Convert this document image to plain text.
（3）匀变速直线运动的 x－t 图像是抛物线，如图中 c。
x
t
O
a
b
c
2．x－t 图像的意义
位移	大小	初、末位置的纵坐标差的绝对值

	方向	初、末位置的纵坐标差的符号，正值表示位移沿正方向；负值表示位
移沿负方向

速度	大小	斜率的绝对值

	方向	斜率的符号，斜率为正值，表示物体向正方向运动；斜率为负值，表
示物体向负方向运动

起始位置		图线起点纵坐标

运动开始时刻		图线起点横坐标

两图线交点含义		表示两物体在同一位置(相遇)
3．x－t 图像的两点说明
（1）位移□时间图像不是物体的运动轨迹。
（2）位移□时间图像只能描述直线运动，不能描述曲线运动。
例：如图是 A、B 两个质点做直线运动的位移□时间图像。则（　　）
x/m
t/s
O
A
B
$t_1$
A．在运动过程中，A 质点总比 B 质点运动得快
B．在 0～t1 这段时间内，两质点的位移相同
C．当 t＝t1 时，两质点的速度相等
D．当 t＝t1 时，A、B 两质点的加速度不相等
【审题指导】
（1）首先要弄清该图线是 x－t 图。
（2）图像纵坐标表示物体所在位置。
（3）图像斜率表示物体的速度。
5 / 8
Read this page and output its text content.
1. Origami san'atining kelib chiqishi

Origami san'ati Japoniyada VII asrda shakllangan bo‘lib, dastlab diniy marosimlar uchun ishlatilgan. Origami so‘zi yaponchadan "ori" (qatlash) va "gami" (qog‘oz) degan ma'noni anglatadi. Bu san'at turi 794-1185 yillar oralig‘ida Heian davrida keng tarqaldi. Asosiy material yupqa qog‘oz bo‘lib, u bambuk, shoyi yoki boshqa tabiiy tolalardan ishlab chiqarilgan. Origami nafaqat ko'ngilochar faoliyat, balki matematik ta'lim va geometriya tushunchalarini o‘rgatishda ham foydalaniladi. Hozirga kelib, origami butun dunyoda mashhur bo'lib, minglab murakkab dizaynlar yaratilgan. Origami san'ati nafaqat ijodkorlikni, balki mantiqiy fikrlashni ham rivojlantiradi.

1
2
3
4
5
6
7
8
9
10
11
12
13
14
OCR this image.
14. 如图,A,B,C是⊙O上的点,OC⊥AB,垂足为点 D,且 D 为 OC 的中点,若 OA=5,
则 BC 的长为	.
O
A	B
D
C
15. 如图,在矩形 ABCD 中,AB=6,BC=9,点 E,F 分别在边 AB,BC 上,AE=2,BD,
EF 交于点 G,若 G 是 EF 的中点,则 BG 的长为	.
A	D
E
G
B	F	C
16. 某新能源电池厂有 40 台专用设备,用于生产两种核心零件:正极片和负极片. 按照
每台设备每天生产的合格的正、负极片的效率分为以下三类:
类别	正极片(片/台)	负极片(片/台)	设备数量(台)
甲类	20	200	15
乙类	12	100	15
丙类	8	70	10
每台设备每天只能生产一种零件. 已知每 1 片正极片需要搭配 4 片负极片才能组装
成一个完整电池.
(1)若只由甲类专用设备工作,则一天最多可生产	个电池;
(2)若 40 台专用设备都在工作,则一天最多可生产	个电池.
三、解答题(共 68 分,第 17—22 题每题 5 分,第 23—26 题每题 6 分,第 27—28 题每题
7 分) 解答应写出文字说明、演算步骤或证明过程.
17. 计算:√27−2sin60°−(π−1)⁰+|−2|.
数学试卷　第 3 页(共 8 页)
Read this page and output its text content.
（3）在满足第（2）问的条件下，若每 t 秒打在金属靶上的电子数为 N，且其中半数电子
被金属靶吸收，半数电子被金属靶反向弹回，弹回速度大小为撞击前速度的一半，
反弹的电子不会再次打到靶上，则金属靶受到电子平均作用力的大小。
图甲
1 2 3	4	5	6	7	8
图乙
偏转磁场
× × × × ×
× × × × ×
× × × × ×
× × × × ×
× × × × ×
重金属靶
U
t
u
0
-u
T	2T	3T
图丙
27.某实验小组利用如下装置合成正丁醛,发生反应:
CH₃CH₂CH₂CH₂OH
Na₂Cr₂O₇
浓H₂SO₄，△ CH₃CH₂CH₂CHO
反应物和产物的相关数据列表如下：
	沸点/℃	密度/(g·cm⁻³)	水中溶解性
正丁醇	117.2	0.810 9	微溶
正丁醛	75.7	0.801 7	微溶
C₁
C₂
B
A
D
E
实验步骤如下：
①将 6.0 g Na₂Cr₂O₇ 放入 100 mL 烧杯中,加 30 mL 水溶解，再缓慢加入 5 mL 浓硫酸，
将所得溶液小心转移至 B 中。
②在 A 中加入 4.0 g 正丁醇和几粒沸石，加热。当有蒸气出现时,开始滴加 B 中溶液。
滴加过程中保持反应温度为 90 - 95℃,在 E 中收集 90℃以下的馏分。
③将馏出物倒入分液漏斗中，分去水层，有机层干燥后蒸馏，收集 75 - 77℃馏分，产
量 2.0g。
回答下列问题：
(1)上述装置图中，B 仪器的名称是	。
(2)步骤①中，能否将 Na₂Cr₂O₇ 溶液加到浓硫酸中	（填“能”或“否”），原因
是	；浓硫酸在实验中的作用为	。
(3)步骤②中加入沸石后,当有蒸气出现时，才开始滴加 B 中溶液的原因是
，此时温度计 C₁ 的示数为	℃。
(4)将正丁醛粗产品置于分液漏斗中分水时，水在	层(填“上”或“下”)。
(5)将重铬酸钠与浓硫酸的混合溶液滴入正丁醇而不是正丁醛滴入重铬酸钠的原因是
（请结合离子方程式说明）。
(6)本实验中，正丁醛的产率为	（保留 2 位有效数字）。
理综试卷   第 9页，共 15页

----------

## [Instructions for the task]
Copy out every line with the word "Na₂Cr₂O₇".

## [Task result]
Na₂Cr₂O₇
①将 6.0 g Na₂Cr₂O₇ 放入 100 mL 烧杯中,加 30 mL 水溶解，再缓慢加入 5 mL 浓硫酸，
(2)步骤①中，能否将 Na₂Cr₂O₇ 溶液加到浓硫酸中	（填“能”或“否”），原因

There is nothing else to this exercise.